Work to be completed:
Below are some records. Quote exactly the lines from the one that contains "Read all visible content and emit it as JSON." through the last, both included, and leave out the pictures.

Source material:
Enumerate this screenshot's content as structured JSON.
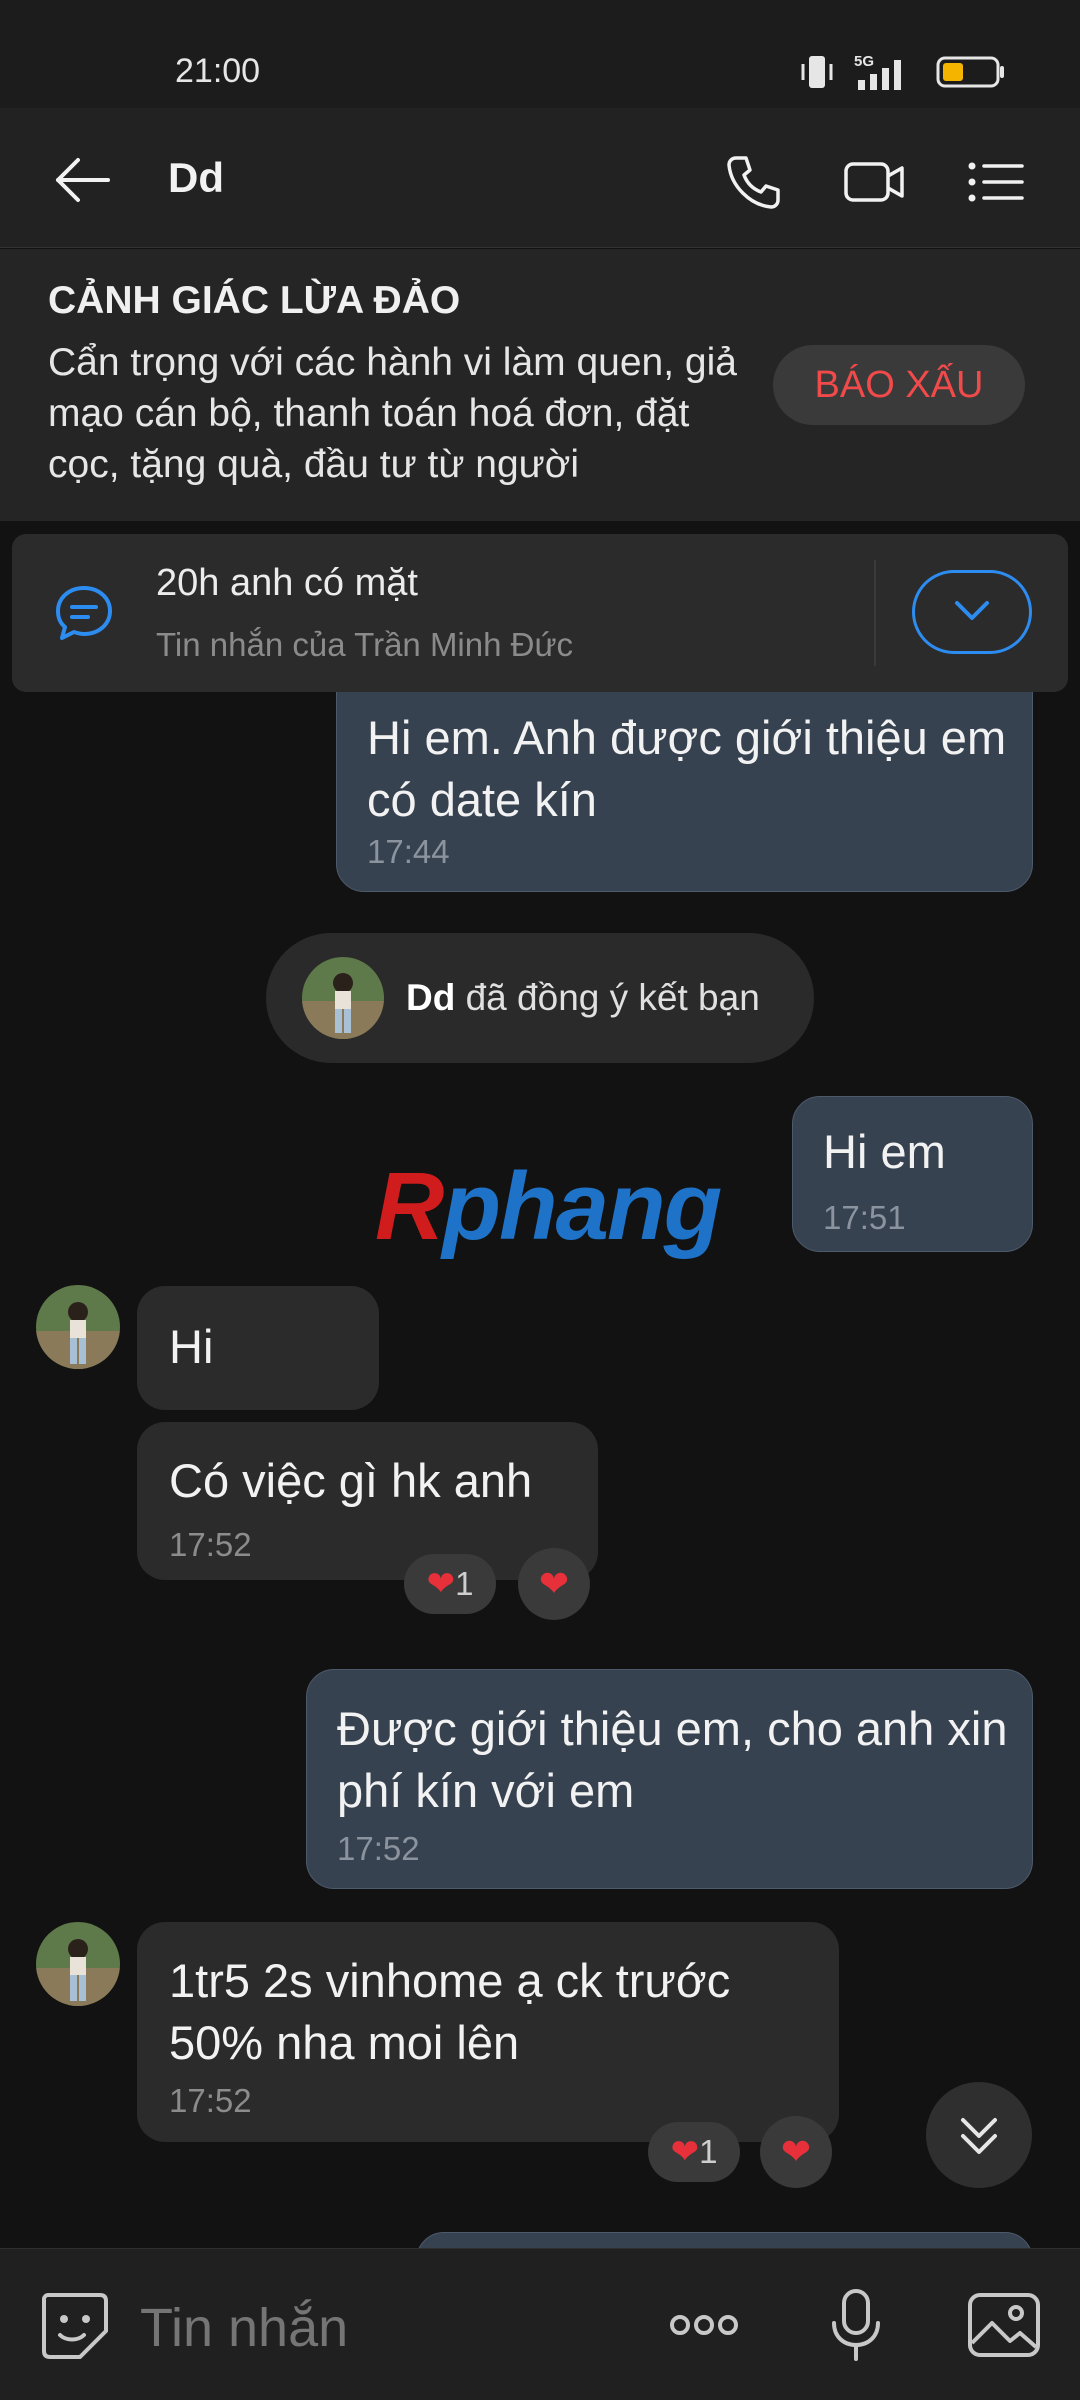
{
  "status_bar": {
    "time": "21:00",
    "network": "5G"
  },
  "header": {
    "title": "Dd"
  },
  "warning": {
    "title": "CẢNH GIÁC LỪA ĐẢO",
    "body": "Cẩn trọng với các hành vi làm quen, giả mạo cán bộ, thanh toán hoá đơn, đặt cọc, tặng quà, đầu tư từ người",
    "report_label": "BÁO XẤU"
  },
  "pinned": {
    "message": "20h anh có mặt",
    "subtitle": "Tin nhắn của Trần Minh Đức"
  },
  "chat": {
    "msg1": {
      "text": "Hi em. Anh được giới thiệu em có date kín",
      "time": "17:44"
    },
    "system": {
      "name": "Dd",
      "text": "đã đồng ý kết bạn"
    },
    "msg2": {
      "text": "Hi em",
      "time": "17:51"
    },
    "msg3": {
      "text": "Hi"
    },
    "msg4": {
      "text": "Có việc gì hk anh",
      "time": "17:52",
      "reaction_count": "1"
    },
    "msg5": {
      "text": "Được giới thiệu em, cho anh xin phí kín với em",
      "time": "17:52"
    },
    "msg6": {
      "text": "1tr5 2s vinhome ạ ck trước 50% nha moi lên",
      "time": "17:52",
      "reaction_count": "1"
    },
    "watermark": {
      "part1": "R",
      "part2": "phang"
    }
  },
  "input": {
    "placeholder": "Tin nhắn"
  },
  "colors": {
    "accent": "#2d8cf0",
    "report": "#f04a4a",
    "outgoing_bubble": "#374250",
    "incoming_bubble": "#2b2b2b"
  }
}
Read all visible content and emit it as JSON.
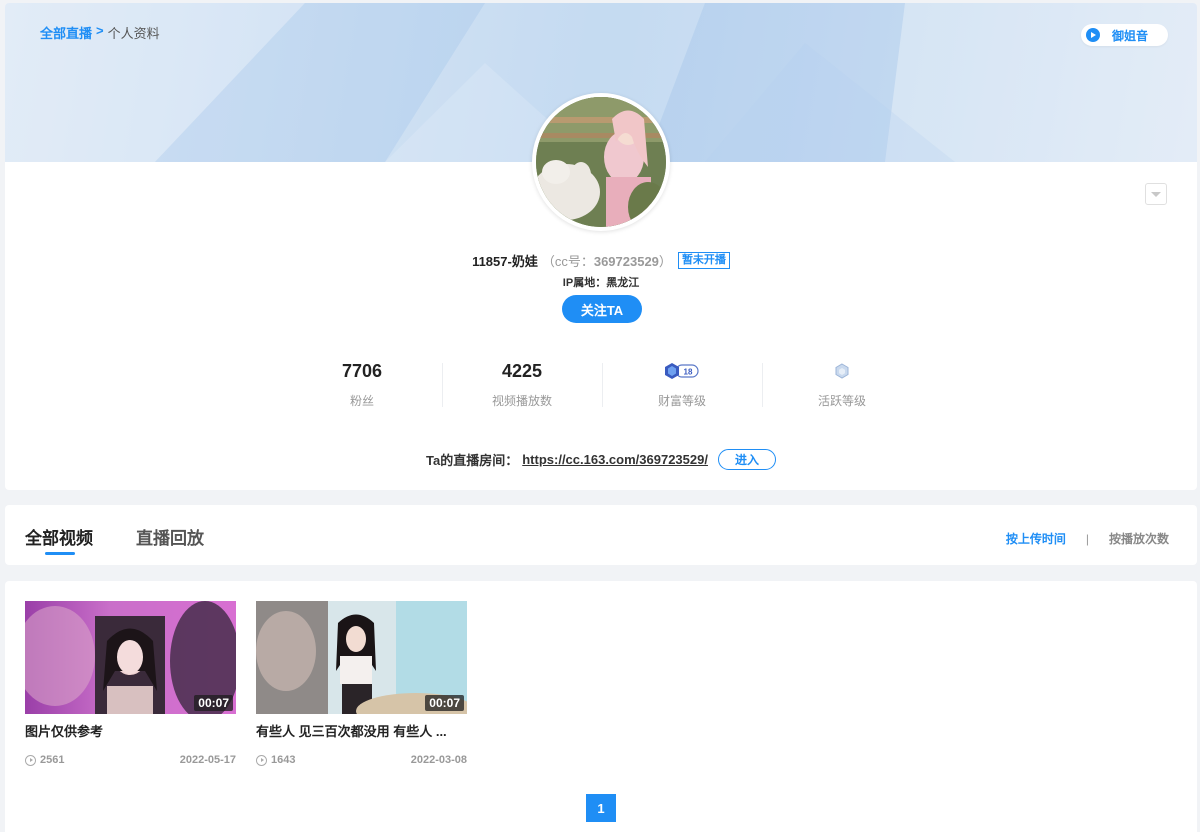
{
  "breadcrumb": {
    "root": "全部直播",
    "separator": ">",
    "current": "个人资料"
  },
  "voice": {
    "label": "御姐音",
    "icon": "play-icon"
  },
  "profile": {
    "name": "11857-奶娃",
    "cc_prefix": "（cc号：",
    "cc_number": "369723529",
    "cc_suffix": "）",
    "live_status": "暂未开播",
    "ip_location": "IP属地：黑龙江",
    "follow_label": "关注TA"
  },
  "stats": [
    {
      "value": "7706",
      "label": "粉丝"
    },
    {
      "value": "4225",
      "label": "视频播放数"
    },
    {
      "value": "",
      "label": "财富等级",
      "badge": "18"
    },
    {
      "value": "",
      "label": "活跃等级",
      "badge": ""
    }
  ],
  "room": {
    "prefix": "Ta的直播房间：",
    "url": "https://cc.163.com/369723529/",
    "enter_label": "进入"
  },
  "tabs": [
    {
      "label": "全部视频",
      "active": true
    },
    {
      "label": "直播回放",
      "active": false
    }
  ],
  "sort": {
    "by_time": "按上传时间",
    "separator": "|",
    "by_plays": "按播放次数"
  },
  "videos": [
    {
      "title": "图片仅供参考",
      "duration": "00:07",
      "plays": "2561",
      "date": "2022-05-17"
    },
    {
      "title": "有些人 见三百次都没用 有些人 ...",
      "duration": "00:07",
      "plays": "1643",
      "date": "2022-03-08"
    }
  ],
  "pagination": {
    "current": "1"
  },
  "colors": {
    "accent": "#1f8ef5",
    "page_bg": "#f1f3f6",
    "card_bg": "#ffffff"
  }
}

Result for this task:
Read all visible content and emit it as JSON.
{
  "breadcrumb": {
    "root": "全部直播",
    "separator": ">",
    "current": "个人资料"
  },
  "voice": {
    "label": "御姐音",
    "icon": "play-icon"
  },
  "profile": {
    "name": "11857-奶娃",
    "cc_prefix": "（cc号：",
    "cc_number": "369723529",
    "cc_suffix": "）",
    "live_status": "暂未开播",
    "ip_location": "IP属地：黑龙江",
    "follow_label": "关注TA"
  },
  "stats": [
    {
      "value": "7706",
      "label": "粉丝"
    },
    {
      "value": "4225",
      "label": "视频播放数"
    },
    {
      "value": "",
      "label": "财富等级",
      "badge": "18"
    },
    {
      "value": "",
      "label": "活跃等级",
      "badge": ""
    }
  ],
  "room": {
    "prefix": "Ta的直播房间：",
    "url": "https://cc.163.com/369723529/",
    "enter_label": "进入"
  },
  "tabs": [
    {
      "label": "全部视频",
      "active": true
    },
    {
      "label": "直播回放",
      "active": false
    }
  ],
  "sort": {
    "by_time": "按上传时间",
    "separator": "|",
    "by_plays": "按播放次数"
  },
  "videos": [
    {
      "title": "图片仅供参考",
      "duration": "00:07",
      "plays": "2561",
      "date": "2022-05-17"
    },
    {
      "title": "有些人 见三百次都没用 有些人 ...",
      "duration": "00:07",
      "plays": "1643",
      "date": "2022-03-08"
    }
  ],
  "pagination": {
    "current": "1"
  },
  "colors": {
    "accent": "#1f8ef5",
    "page_bg": "#f1f3f6",
    "card_bg": "#ffffff"
  }
}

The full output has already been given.